§ **WHAT YOU SHOULD DO**
Can you output the records below exactly as they are written?

§ **STORED RECORDS**
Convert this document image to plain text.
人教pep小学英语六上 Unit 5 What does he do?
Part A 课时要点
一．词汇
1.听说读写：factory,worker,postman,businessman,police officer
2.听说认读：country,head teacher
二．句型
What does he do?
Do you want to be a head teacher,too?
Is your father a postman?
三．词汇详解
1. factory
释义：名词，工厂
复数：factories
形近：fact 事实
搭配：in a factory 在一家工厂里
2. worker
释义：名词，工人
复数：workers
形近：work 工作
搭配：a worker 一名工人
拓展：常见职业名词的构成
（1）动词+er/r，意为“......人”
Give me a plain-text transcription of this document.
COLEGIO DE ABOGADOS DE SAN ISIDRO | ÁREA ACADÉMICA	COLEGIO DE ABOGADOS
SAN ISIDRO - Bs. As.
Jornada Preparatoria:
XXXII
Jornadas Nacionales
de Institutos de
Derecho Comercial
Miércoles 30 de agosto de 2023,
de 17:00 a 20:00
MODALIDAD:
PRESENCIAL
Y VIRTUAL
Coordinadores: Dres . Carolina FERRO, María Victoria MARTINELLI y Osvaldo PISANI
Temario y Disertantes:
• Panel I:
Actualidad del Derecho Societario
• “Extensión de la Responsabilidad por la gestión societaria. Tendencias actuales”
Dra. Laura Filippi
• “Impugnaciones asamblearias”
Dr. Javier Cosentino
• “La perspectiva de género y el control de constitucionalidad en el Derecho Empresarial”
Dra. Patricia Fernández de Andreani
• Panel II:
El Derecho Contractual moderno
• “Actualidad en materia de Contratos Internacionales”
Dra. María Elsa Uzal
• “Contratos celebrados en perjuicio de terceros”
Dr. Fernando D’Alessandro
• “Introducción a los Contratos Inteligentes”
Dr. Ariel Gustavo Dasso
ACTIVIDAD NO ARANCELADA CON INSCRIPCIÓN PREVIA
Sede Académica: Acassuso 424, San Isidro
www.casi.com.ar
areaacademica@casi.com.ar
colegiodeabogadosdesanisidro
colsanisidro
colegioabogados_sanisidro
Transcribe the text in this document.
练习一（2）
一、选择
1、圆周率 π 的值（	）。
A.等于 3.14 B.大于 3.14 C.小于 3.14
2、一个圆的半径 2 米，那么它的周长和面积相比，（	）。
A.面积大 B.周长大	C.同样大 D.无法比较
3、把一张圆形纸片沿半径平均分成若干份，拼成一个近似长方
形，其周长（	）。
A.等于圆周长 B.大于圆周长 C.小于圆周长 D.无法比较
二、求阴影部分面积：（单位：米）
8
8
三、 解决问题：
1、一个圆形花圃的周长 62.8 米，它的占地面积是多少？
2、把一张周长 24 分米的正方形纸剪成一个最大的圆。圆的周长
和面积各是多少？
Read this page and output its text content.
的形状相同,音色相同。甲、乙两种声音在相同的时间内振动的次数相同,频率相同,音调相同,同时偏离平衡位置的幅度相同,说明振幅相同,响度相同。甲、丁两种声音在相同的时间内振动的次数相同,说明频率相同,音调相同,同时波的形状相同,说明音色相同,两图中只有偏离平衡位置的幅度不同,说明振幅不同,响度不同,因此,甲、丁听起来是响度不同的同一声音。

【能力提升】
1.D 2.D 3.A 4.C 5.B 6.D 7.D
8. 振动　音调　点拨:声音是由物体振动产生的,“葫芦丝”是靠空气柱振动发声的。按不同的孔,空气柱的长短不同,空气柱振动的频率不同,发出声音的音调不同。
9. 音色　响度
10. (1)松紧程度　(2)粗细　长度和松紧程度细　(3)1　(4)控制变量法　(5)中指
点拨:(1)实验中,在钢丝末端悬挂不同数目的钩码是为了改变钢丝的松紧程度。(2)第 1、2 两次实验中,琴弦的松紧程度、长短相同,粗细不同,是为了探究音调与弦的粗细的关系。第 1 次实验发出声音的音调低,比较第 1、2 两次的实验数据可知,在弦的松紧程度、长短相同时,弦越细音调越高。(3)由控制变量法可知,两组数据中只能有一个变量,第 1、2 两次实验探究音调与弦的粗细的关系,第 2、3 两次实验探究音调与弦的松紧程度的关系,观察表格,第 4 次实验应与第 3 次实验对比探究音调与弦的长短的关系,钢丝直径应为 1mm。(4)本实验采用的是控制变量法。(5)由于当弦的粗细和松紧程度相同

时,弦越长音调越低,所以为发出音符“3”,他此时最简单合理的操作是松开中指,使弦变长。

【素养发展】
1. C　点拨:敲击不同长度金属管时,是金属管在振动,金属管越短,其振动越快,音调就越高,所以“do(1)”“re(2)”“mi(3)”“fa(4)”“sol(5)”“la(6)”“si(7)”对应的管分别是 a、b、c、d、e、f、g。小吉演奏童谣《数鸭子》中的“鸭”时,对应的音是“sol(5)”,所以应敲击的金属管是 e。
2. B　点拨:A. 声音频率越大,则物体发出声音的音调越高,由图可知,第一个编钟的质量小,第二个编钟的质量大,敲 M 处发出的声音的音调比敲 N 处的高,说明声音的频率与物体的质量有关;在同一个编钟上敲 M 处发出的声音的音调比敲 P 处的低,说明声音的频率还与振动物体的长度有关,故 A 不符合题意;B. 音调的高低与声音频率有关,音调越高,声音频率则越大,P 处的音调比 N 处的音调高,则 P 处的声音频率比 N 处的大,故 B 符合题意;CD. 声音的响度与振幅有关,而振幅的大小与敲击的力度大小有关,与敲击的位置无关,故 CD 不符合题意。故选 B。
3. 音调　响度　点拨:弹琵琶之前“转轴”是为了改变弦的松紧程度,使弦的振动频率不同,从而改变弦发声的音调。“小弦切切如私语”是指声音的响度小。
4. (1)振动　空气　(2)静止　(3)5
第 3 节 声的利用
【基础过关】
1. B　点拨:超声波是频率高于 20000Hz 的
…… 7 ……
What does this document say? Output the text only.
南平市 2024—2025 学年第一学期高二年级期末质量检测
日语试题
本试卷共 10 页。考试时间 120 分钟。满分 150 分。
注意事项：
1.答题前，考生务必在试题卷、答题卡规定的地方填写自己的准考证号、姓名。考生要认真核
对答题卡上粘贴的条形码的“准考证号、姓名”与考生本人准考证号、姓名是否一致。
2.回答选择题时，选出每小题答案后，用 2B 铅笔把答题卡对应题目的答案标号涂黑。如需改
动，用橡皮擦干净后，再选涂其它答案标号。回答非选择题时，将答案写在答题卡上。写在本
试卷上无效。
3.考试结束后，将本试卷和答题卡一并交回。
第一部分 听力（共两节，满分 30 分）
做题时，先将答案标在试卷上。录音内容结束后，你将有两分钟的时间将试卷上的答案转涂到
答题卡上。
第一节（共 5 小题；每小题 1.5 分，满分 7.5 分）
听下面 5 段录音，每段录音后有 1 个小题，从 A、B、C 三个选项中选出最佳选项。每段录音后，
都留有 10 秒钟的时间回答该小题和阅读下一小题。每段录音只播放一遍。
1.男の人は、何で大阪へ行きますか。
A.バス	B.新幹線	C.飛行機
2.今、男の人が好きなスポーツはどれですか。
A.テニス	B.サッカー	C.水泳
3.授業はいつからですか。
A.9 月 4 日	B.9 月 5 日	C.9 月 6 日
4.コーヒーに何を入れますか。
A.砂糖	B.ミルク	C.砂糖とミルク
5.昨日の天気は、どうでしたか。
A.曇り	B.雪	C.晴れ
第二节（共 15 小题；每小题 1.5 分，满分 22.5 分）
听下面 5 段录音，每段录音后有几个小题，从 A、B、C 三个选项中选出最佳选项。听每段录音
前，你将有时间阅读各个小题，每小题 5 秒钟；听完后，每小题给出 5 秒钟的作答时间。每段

§ **RESULT OF THE EXERCISE**
Convert this document image to plain text.
人教pep小学英语六上 Unit 5 What does he do?
Part A 课时要点
一．词汇
1.听说读写：factory,worker,postman,businessman,police officer
2.听说认读：country,head teacher
二．句型
What does he do?
Do you want to be a head teacher,too?
Is your father a postman?
三．词汇详解
1. factory
释义：名词，工厂
复数：factories
形近：fact 事实
搭配：in a factory 在一家工厂里
2. worker
释义：名词，工人
复数：workers
形近：work 工作
搭配：a worker 一名工人
拓展：常见职业名词的构成
（1）动词+er/r，意为“......人”
Give me a plain-text transcription of this document.
COLEGIO DE ABOGADOS DE SAN ISIDRO | ÁREA ACADÉMICA	COLEGIO DE ABOGADOS
SAN ISIDRO - Bs. As.
Jornada Preparatoria:
XXXII
Jornadas Nacionales
de Institutos de
Derecho Comercial
Miércoles 30 de agosto de 2023,
de 17:00 a 20:00
MODALIDAD:
PRESENCIAL
Y VIRTUAL
Coordinadores: Dres . Carolina FERRO, María Victoria MARTINELLI y Osvaldo PISANI
Temario y Disertantes:
• Panel I:
Actualidad del Derecho Societario
• “Extensión de la Responsabilidad por la gestión societaria. Tendencias actuales”
Dra. Laura Filippi
• “Impugnaciones asamblearias”
Dr. Javier Cosentino
• “La perspectiva de género y el control de constitucionalidad en el Derecho Empresarial”
Dra. Patricia Fernández de Andreani
• Panel II:
El Derecho Contractual moderno
• “Actualidad en materia de Contratos Internacionales”
Dra. María Elsa Uzal
• “Contratos celebrados en perjuicio de terceros”
Dr. Fernando D’Alessandro
• “Introducción a los Contratos Inteligentes”
Dr. Ariel Gustavo Dasso
ACTIVIDAD NO ARANCELADA CON INSCRIPCIÓN PREVIA
Sede Académica: Acassuso 424, San Isidro
www.casi.com.ar
areaacademica@casi.com.ar
colegiodeabogadosdesanisidro
colsanisidro
colegioabogados_sanisidro
Transcribe the text in this document.
练习一（2）
一、选择
1、圆周率 π 的值（	）。
A.等于 3.14 B.大于 3.14 C.小于 3.14
2、一个圆的半径 2 米，那么它的周长和面积相比，（	）。
A.面积大 B.周长大	C.同样大 D.无法比较
3、把一张圆形纸片沿半径平均分成若干份，拼成一个近似长方
形，其周长（	）。
A.等于圆周长 B.大于圆周长 C.小于圆周长 D.无法比较
二、求阴影部分面积：（单位：米）
8
8
三、 解决问题：
1、一个圆形花圃的周长 62.8 米，它的占地面积是多少？
2、把一张周长 24 分米的正方形纸剪成一个最大的圆。圆的周长
和面积各是多少？
Read this page and output its text content.
的形状相同,音色相同。甲、乙两种声音在相同的时间内振动的次数相同,频率相同,音调相同,同时偏离平衡位置的幅度相同,说明振幅相同,响度相同。甲、丁两种声音在相同的时间内振动的次数相同,说明频率相同,音调相同,同时波的形状相同,说明音色相同,两图中只有偏离平衡位置的幅度不同,说明振幅不同,响度不同,因此,甲、丁听起来是响度不同的同一声音。

【能力提升】
1.D 2.D 3.A 4.C 5.B 6.D 7.D
8. 振动　音调　点拨:声音是由物体振动产生的,“葫芦丝”是靠空气柱振动发声的。按不同的孔,空气柱的长短不同,空气柱振动的频率不同,发出声音的音调不同。
9. 音色　响度
10. (1)松紧程度　(2)粗细　长度和松紧程度细　(3)1　(4)控制变量法　(5)中指
点拨:(1)实验中,在钢丝末端悬挂不同数目的钩码是为了改变钢丝的松紧程度。(2)第 1、2 两次实验中,琴弦的松紧程度、长短相同,粗细不同,是为了探究音调与弦的粗细的关系。第 1 次实验发出声音的音调低,比较第 1、2 两次的实验数据可知,在弦的松紧程度、长短相同时,弦越细音调越高。(3)由控制变量法可知,两组数据中只能有一个变量,第 1、2 两次实验探究音调与弦的粗细的关系,第 2、3 两次实验探究音调与弦的松紧程度的关系,观察表格,第 4 次实验应与第 3 次实验对比探究音调与弦的长短的关系,钢丝直径应为 1mm。(4)本实验采用的是控制变量法。(5)由于当弦的粗细和松紧程度相同

时,弦越长音调越低,所以为发出音符“3”,他此时最简单合理的操作是松开中指,使弦变长。

【素养发展】
1. C　点拨:敲击不同长度金属管时,是金属管在振动,金属管越短,其振动越快,音调就越高,所以“do(1)”“re(2)”“mi(3)”“fa(4)”“sol(5)”“la(6)”“si(7)”对应的管分别是 a、b、c、d、e、f、g。小吉演奏童谣《数鸭子》中的“鸭”时,对应的音是“sol(5)”,所以应敲击的金属管是 e。
2. B　点拨:A. 声音频率越大,则物体发出声音的音调越高,由图可知,第一个编钟的质量小,第二个编钟的质量大,敲 M 处发出的声音的音调比敲 N 处的高,说明声音的频率与物体的质量有关;在同一个编钟上敲 M 处发出的声音的音调比敲 P 处的低,说明声音的频率还与振动物体的长度有关,故 A 不符合题意;B. 音调的高低与声音频率有关,音调越高,声音频率则越大,P 处的音调比 N 处的音调高,则 P 处的声音频率比 N 处的大,故 B 符合题意;CD. 声音的响度与振幅有关,而振幅的大小与敲击的力度大小有关,与敲击的位置无关,故 CD 不符合题意。故选 B。
3. 音调　响度　点拨:弹琵琶之前“转轴”是为了改变弦的松紧程度,使弦的振动频率不同,从而改变弦发声的音调。“小弦切切如私语”是指声音的响度小。
4. (1)振动　空气　(2)静止　(3)5
第 3 节 声的利用
【基础过关】
1. B　点拨:超声波是频率高于 20000Hz 的
…… 7 ……
What does this document say? Output the text only.
南平市 2024—2025 学年第一学期高二年级期末质量检测
日语试题
本试卷共 10 页。考试时间 120 分钟。满分 150 分。
注意事项：
1.答题前，考生务必在试题卷、答题卡规定的地方填写自己的准考证号、姓名。考生要认真核
对答题卡上粘贴的条形码的“准考证号、姓名”与考生本人准考证号、姓名是否一致。
2.回答选择题时，选出每小题答案后，用 2B 铅笔把答题卡对应题目的答案标号涂黑。如需改
动，用橡皮擦干净后，再选涂其它答案标号。回答非选择题时，将答案写在答题卡上。写在本
试卷上无效。
3.考试结束后，将本试卷和答题卡一并交回。
第一部分 听力（共两节，满分 30 分）
做题时，先将答案标在试卷上。录音内容结束后，你将有两分钟的时间将试卷上的答案转涂到
答题卡上。
第一节（共 5 小题；每小题 1.5 分，满分 7.5 分）
听下面 5 段录音，每段录音后有 1 个小题，从 A、B、C 三个选项中选出最佳选项。每段录音后，
都留有 10 秒钟的时间回答该小题和阅读下一小题。每段录音只播放一遍。
1.男の人は、何で大阪へ行きますか。
A.バス	B.新幹線	C.飛行機
2.今、男の人が好きなスポーツはどれですか。
A.テニス	B.サッカー	C.水泳
3.授業はいつからですか。
A.9 月 4 日	B.9 月 5 日	C.9 月 6 日
4.コーヒーに何を入れますか。
A.砂糖	B.ミルク	C.砂糖とミルク
5.昨日の天気は、どうでしたか。
A.曇り	B.雪	C.晴れ
第二节（共 15 小题；每小题 1.5 分，满分 22.5 分）
听下面 5 段录音，每段录音后有几个小题，从 A、B、C 三个选项中选出最佳选项。听每段录音
前，你将有时间阅读各个小题，每小题 5 秒钟；听完后，每小题给出 5 秒钟的作答时间。每段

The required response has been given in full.